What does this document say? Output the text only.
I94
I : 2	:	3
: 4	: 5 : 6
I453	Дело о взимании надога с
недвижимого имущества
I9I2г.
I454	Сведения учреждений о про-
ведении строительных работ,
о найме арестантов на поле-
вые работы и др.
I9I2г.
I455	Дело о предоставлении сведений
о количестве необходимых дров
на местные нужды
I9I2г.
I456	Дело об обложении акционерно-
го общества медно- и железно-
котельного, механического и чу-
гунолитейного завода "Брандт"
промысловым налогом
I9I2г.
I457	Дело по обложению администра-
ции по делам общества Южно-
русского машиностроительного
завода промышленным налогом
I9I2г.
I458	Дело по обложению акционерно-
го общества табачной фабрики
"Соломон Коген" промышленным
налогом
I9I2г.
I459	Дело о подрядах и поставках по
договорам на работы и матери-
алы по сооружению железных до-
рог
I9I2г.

Problem to work on:
Count how many lines above contain the word "обложению". Reply with the number alone.

Response:
2